Collected data entries:
## Start
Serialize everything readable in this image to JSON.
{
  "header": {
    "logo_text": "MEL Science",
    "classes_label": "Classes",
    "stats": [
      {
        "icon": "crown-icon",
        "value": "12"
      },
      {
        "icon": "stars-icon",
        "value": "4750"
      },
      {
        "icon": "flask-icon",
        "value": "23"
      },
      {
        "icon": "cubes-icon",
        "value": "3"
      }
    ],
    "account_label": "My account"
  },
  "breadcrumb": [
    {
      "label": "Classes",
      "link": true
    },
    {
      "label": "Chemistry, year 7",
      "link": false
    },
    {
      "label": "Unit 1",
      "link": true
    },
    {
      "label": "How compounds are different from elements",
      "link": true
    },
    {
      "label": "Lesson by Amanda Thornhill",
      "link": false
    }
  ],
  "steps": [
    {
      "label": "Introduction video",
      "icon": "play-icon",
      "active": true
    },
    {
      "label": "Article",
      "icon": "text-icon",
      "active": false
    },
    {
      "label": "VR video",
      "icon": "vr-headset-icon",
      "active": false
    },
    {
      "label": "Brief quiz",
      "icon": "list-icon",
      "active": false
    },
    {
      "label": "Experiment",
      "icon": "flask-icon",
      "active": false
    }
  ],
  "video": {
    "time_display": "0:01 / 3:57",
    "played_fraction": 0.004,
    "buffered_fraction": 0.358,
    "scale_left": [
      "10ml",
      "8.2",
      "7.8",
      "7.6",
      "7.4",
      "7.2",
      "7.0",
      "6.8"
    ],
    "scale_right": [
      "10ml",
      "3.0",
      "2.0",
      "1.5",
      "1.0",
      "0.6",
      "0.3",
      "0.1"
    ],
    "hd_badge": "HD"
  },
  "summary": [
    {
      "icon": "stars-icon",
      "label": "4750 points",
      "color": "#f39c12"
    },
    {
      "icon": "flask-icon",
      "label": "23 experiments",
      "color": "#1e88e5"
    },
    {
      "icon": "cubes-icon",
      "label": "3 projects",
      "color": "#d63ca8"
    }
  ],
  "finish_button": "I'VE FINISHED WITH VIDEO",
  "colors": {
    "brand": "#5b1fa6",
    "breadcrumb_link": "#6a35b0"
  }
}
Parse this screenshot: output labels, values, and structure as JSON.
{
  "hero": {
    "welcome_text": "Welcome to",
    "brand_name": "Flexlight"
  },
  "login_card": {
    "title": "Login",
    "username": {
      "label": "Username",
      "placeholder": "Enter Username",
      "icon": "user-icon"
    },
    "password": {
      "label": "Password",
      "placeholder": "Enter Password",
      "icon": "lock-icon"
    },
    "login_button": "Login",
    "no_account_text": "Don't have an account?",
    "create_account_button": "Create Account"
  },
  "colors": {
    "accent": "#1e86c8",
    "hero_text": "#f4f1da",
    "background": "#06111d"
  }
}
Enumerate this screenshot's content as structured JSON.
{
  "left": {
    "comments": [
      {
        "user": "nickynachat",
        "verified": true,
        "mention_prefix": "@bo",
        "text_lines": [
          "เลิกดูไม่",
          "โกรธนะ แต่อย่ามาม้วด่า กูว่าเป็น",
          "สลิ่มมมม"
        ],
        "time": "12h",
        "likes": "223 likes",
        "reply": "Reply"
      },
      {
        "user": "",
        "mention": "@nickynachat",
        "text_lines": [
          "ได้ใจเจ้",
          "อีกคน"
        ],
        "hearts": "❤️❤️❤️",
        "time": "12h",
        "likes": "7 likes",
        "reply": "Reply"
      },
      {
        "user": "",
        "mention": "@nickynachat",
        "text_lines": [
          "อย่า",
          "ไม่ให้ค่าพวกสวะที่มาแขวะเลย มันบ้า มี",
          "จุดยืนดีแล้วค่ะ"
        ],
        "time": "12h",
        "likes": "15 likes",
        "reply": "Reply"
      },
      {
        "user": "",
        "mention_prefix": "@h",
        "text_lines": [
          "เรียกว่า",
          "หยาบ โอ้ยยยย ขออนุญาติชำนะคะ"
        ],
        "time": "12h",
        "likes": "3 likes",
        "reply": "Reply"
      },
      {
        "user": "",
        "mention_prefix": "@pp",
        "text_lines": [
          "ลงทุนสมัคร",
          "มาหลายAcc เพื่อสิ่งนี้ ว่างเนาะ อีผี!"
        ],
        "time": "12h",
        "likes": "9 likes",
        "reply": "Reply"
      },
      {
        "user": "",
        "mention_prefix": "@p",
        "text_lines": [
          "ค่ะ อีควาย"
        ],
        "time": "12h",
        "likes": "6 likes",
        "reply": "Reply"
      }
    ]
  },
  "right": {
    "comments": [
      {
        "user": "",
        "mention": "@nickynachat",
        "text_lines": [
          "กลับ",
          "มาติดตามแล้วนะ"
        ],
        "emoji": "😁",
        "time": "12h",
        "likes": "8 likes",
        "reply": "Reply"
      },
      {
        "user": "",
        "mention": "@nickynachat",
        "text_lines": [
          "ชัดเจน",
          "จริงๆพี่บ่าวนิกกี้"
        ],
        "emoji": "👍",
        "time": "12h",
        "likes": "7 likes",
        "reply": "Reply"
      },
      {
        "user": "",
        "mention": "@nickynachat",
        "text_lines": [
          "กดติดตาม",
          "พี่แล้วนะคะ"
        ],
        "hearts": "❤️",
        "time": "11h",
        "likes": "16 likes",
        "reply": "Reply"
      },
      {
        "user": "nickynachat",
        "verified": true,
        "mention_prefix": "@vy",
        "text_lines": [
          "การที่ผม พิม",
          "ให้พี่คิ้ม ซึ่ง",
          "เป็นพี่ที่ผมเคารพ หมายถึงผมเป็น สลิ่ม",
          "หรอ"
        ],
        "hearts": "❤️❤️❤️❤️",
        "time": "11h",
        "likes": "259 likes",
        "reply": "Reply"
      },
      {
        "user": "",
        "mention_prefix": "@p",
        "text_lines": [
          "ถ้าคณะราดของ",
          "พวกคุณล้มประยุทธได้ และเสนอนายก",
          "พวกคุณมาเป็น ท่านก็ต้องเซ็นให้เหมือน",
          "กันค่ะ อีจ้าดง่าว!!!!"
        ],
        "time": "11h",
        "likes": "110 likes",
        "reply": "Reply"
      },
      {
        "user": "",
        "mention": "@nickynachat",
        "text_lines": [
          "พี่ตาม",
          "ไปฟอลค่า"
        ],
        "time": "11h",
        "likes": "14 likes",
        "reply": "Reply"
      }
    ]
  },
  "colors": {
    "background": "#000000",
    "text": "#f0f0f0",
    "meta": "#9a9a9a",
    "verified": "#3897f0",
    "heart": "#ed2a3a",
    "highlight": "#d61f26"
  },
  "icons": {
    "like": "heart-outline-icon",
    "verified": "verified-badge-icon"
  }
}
## End
[EXERCISE DIRECTIONS]:
Output the full listing without altering anything.

[EXERCISE RESULT]:
Serialize everything readable in this image to JSON.
{
  "header": {
    "logo_text": "MEL Science",
    "classes_label": "Classes",
    "stats": [
      {
        "icon": "crown-icon",
        "value": "12"
      },
      {
        "icon": "stars-icon",
        "value": "4750"
      },
      {
        "icon": "flask-icon",
        "value": "23"
      },
      {
        "icon": "cubes-icon",
        "value": "3"
      }
    ],
    "account_label": "My account"
  },
  "breadcrumb": [
    {
      "label": "Classes",
      "link": true
    },
    {
      "label": "Chemistry, year 7",
      "link": false
    },
    {
      "label": "Unit 1",
      "link": true
    },
    {
      "label": "How compounds are different from elements",
      "link": true
    },
    {
      "label": "Lesson by Amanda Thornhill",
      "link": false
    }
  ],
  "steps": [
    {
      "label": "Introduction video",
      "icon": "play-icon",
      "active": true
    },
    {
      "label": "Article",
      "icon": "text-icon",
      "active": false
    },
    {
      "label": "VR video",
      "icon": "vr-headset-icon",
      "active": false
    },
    {
      "label": "Brief quiz",
      "icon": "list-icon",
      "active": false
    },
    {
      "label": "Experiment",
      "icon": "flask-icon",
      "active": false
    }
  ],
  "video": {
    "time_display": "0:01 / 3:57",
    "played_fraction": 0.004,
    "buffered_fraction": 0.358,
    "scale_left": [
      "10ml",
      "8.2",
      "7.8",
      "7.6",
      "7.4",
      "7.2",
      "7.0",
      "6.8"
    ],
    "scale_right": [
      "10ml",
      "3.0",
      "2.0",
      "1.5",
      "1.0",
      "0.6",
      "0.3",
      "0.1"
    ],
    "hd_badge": "HD"
  },
  "summary": [
    {
      "icon": "stars-icon",
      "label": "4750 points",
      "color": "#f39c12"
    },
    {
      "icon": "flask-icon",
      "label": "23 experiments",
      "color": "#1e88e5"
    },
    {
      "icon": "cubes-icon",
      "label": "3 projects",
      "color": "#d63ca8"
    }
  ],
  "finish_button": "I'VE FINISHED WITH VIDEO",
  "colors": {
    "brand": "#5b1fa6",
    "breadcrumb_link": "#6a35b0"
  }
}
Parse this screenshot: output labels, values, and structure as JSON.
{
  "hero": {
    "welcome_text": "Welcome to",
    "brand_name": "Flexlight"
  },
  "login_card": {
    "title": "Login",
    "username": {
      "label": "Username",
      "placeholder": "Enter Username",
      "icon": "user-icon"
    },
    "password": {
      "label": "Password",
      "placeholder": "Enter Password",
      "icon": "lock-icon"
    },
    "login_button": "Login",
    "no_account_text": "Don't have an account?",
    "create_account_button": "Create Account"
  },
  "colors": {
    "accent": "#1e86c8",
    "hero_text": "#f4f1da",
    "background": "#06111d"
  }
}
Enumerate this screenshot's content as structured JSON.
{
  "left": {
    "comments": [
      {
        "user": "nickynachat",
        "verified": true,
        "mention_prefix": "@bo",
        "text_lines": [
          "เลิกดูไม่",
          "โกรธนะ แต่อย่ามาม้วด่า กูว่าเป็น",
          "สลิ่มมมม"
        ],
        "time": "12h",
        "likes": "223 likes",
        "reply": "Reply"
      },
      {
        "user": "",
        "mention": "@nickynachat",
        "text_lines": [
          "ได้ใจเจ้",
          "อีกคน"
        ],
        "hearts": "❤️❤️❤️",
        "time": "12h",
        "likes": "7 likes",
        "reply": "Reply"
      },
      {
        "user": "",
        "mention": "@nickynachat",
        "text_lines": [
          "อย่า",
          "ไม่ให้ค่าพวกสวะที่มาแขวะเลย มันบ้า มี",
          "จุดยืนดีแล้วค่ะ"
        ],
        "time": "12h",
        "likes": "15 likes",
        "reply": "Reply"
      },
      {
        "user": "",
        "mention_prefix": "@h",
        "text_lines": [
          "เรียกว่า",
          "หยาบ โอ้ยยยย ขออนุญาติชำนะคะ"
        ],
        "time": "12h",
        "likes": "3 likes",
        "reply": "Reply"
      },
      {
        "user": "",
        "mention_prefix": "@pp",
        "text_lines": [
          "ลงทุนสมัคร",
          "มาหลายAcc เพื่อสิ่งนี้ ว่างเนาะ อีผี!"
        ],
        "time": "12h",
        "likes": "9 likes",
        "reply": "Reply"
      },
      {
        "user": "",
        "mention_prefix": "@p",
        "text_lines": [
          "ค่ะ อีควาย"
        ],
        "time": "12h",
        "likes": "6 likes",
        "reply": "Reply"
      }
    ]
  },
  "right": {
    "comments": [
      {
        "user": "",
        "mention": "@nickynachat",
        "text_lines": [
          "กลับ",
          "มาติดตามแล้วนะ"
        ],
        "emoji": "😁",
        "time": "12h",
        "likes": "8 likes",
        "reply": "Reply"
      },
      {
        "user": "",
        "mention": "@nickynachat",
        "text_lines": [
          "ชัดเจน",
          "จริงๆพี่บ่าวนิกกี้"
        ],
        "emoji": "👍",
        "time": "12h",
        "likes": "7 likes",
        "reply": "Reply"
      },
      {
        "user": "",
        "mention": "@nickynachat",
        "text_lines": [
          "กดติดตาม",
          "พี่แล้วนะคะ"
        ],
        "hearts": "❤️",
        "time": "11h",
        "likes": "16 likes",
        "reply": "Reply"
      },
      {
        "user": "nickynachat",
        "verified": true,
        "mention_prefix": "@vy",
        "text_lines": [
          "การที่ผม พิม",
          "ให้พี่คิ้ม ซึ่ง",
          "เป็นพี่ที่ผมเคารพ หมายถึงผมเป็น สลิ่ม",
          "หรอ"
        ],
        "hearts": "❤️❤️❤️❤️",
        "time": "11h",
        "likes": "259 likes",
        "reply": "Reply"
      },
      {
        "user": "",
        "mention_prefix": "@p",
        "text_lines": [
          "ถ้าคณะราดของ",
          "พวกคุณล้มประยุทธได้ และเสนอนายก",
          "พวกคุณมาเป็น ท่านก็ต้องเซ็นให้เหมือน",
          "กันค่ะ อีจ้าดง่าว!!!!"
        ],
        "time": "11h",
        "likes": "110 likes",
        "reply": "Reply"
      },
      {
        "user": "",
        "mention": "@nickynachat",
        "text_lines": [
          "พี่ตาม",
          "ไปฟอลค่า"
        ],
        "time": "11h",
        "likes": "14 likes",
        "reply": "Reply"
      }
    ]
  },
  "colors": {
    "background": "#000000",
    "text": "#f0f0f0",
    "meta": "#9a9a9a",
    "verified": "#3897f0",
    "heart": "#ed2a3a",
    "highlight": "#d61f26"
  },
  "icons": {
    "like": "heart-outline-icon",
    "verified": "verified-badge-icon"
  }
}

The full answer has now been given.